Task directions: Look through the data and write out every line with the word "może" in it.

Extracted records:
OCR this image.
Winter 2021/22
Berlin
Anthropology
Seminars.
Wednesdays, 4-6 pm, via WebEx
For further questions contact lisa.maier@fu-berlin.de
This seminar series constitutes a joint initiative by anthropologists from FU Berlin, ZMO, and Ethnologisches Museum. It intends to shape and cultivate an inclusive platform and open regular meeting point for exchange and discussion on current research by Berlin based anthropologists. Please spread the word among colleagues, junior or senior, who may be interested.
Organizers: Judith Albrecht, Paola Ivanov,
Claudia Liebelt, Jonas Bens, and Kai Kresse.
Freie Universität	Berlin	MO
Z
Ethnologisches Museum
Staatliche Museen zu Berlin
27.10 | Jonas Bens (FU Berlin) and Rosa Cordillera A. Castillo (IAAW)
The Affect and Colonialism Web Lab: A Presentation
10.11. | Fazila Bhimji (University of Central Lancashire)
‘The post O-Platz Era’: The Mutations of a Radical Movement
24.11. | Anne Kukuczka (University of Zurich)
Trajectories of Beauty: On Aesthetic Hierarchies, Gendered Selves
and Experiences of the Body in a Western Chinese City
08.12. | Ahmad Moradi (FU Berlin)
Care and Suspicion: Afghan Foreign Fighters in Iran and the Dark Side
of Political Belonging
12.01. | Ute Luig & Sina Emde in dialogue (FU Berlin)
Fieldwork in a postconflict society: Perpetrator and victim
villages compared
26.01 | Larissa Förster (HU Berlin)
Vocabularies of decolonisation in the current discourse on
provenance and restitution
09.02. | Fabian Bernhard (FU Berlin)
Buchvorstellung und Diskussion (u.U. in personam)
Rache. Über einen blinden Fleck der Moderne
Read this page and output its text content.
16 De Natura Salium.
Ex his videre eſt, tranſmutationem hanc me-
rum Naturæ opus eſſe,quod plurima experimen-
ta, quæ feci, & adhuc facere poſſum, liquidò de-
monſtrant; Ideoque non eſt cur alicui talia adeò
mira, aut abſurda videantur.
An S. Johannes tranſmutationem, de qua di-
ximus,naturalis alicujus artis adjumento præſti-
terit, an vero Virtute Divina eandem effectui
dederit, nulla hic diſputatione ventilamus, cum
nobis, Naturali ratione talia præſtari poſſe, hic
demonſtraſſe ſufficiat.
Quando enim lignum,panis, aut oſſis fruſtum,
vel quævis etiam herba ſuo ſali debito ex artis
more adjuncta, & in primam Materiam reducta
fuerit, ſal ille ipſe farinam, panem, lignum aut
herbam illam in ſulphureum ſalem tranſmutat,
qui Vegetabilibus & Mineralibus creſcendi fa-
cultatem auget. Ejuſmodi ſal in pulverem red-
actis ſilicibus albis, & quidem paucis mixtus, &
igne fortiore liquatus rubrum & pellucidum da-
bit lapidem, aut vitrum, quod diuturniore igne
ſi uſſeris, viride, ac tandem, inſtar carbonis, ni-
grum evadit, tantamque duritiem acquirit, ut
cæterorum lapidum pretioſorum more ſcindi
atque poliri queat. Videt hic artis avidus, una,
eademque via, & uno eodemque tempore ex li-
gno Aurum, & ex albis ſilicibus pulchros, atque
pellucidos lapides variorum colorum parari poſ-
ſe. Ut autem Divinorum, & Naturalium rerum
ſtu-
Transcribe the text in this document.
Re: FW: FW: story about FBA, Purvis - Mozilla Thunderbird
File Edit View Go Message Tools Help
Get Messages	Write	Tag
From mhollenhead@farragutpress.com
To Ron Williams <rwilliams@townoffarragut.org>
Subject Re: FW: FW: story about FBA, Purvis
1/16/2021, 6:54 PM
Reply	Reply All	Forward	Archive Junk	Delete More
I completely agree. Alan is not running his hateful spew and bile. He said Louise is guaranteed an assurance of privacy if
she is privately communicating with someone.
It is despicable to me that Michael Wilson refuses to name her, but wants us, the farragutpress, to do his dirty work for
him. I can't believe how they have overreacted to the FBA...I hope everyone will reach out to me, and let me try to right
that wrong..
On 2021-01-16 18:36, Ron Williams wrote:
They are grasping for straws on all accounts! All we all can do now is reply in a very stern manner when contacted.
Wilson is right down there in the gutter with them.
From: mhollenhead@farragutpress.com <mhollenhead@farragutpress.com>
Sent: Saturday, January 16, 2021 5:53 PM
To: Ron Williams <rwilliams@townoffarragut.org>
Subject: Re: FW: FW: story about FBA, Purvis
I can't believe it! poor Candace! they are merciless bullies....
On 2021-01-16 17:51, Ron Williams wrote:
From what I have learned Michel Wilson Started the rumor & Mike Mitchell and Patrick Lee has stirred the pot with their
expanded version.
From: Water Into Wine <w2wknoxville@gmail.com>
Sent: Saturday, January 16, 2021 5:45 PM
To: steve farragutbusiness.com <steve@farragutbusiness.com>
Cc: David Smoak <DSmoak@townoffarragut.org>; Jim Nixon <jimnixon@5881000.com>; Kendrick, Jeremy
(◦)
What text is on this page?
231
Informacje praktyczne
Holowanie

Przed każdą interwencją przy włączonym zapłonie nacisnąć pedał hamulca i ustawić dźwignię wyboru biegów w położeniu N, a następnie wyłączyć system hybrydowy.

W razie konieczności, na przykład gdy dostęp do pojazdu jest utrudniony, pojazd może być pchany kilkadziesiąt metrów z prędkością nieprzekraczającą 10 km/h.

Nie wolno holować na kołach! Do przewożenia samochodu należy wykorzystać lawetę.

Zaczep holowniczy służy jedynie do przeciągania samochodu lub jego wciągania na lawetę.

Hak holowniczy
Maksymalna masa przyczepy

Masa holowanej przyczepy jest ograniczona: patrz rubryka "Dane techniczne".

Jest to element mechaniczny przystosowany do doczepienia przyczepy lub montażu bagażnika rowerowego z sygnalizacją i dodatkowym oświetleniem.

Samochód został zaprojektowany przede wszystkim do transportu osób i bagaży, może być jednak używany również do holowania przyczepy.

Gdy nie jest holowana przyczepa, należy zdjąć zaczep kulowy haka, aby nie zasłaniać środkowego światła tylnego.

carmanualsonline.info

Answer to the task:
W razie konieczności, na przykład gdy dostęp do pojazdu jest utrudniony, pojazd może być pchany kilkadziesiąt metrów z prędkością nieprzekraczającą 10 km/h.
Samochód został zaprojektowany przede wszystkim do transportu osób i bagaży, może być jednak używany również do holowania przyczepy.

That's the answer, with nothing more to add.